▶ **Your objective**
Return the complete listing that follows, with each line reproduced exactly.

▶ **Data excerpts**
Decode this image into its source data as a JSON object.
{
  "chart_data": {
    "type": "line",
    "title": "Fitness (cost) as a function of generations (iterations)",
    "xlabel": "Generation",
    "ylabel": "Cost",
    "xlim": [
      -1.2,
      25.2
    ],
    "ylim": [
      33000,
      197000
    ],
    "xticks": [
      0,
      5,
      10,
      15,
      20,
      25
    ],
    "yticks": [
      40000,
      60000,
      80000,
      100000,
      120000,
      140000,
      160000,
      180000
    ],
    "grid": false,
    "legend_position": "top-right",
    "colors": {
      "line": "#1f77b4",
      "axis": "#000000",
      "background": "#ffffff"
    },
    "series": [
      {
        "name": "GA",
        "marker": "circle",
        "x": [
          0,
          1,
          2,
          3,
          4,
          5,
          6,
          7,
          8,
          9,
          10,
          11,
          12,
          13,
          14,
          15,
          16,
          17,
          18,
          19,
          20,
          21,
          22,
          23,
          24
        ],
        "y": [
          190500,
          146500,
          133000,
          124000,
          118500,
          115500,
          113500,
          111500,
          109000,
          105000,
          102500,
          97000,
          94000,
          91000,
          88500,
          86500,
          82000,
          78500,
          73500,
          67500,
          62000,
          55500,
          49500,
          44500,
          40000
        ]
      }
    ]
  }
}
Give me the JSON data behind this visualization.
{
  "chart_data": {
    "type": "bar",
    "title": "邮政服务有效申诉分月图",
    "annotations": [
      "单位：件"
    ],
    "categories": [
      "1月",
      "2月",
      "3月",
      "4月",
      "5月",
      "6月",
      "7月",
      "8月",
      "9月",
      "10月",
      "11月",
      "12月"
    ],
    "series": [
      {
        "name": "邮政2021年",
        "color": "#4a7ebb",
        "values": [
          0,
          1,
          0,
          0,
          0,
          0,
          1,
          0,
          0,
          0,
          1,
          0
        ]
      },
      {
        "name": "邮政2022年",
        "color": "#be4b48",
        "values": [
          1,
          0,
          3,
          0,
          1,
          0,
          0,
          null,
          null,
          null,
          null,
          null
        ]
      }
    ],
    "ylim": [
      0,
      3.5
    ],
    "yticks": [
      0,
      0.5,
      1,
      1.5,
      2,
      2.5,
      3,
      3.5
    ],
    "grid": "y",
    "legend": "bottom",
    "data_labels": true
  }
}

▶ **The answer**
Decode this image into its source data as a JSON object.
{
  "chart_data": {
    "type": "line",
    "title": "Fitness (cost) as a function of generations (iterations)",
    "xlabel": "Generation",
    "ylabel": "Cost",
    "xlim": [
      -1.2,
      25.2
    ],
    "ylim": [
      33000,
      197000
    ],
    "xticks": [
      0,
      5,
      10,
      15,
      20,
      25
    ],
    "yticks": [
      40000,
      60000,
      80000,
      100000,
      120000,
      140000,
      160000,
      180000
    ],
    "grid": false,
    "legend_position": "top-right",
    "colors": {
      "line": "#1f77b4",
      "axis": "#000000",
      "background": "#ffffff"
    },
    "series": [
      {
        "name": "GA",
        "marker": "circle",
        "x": [
          0,
          1,
          2,
          3,
          4,
          5,
          6,
          7,
          8,
          9,
          10,
          11,
          12,
          13,
          14,
          15,
          16,
          17,
          18,
          19,
          20,
          21,
          22,
          23,
          24
        ],
        "y": [
          190500,
          146500,
          133000,
          124000,
          118500,
          115500,
          113500,
          111500,
          109000,
          105000,
          102500,
          97000,
          94000,
          91000,
          88500,
          86500,
          82000,
          78500,
          73500,
          67500,
          62000,
          55500,
          49500,
          44500,
          40000
        ]
      }
    ]
  }
}
Give me the JSON data behind this visualization.
{
  "chart_data": {
    "type": "bar",
    "title": "邮政服务有效申诉分月图",
    "annotations": [
      "单位：件"
    ],
    "categories": [
      "1月",
      "2月",
      "3月",
      "4月",
      "5月",
      "6月",
      "7月",
      "8月",
      "9月",
      "10月",
      "11月",
      "12月"
    ],
    "series": [
      {
        "name": "邮政2021年",
        "color": "#4a7ebb",
        "values": [
          0,
          1,
          0,
          0,
          0,
          0,
          1,
          0,
          0,
          0,
          1,
          0
        ]
      },
      {
        "name": "邮政2022年",
        "color": "#be4b48",
        "values": [
          1,
          0,
          3,
          0,
          1,
          0,
          0,
          null,
          null,
          null,
          null,
          null
        ]
      }
    ],
    "ylim": [
      0,
      3.5
    ],
    "yticks": [
      0,
      0.5,
      1,
      1.5,
      2,
      2.5,
      3,
      3.5
    ],
    "grid": "y",
    "legend": "bottom",
    "data_labels": true
  }
}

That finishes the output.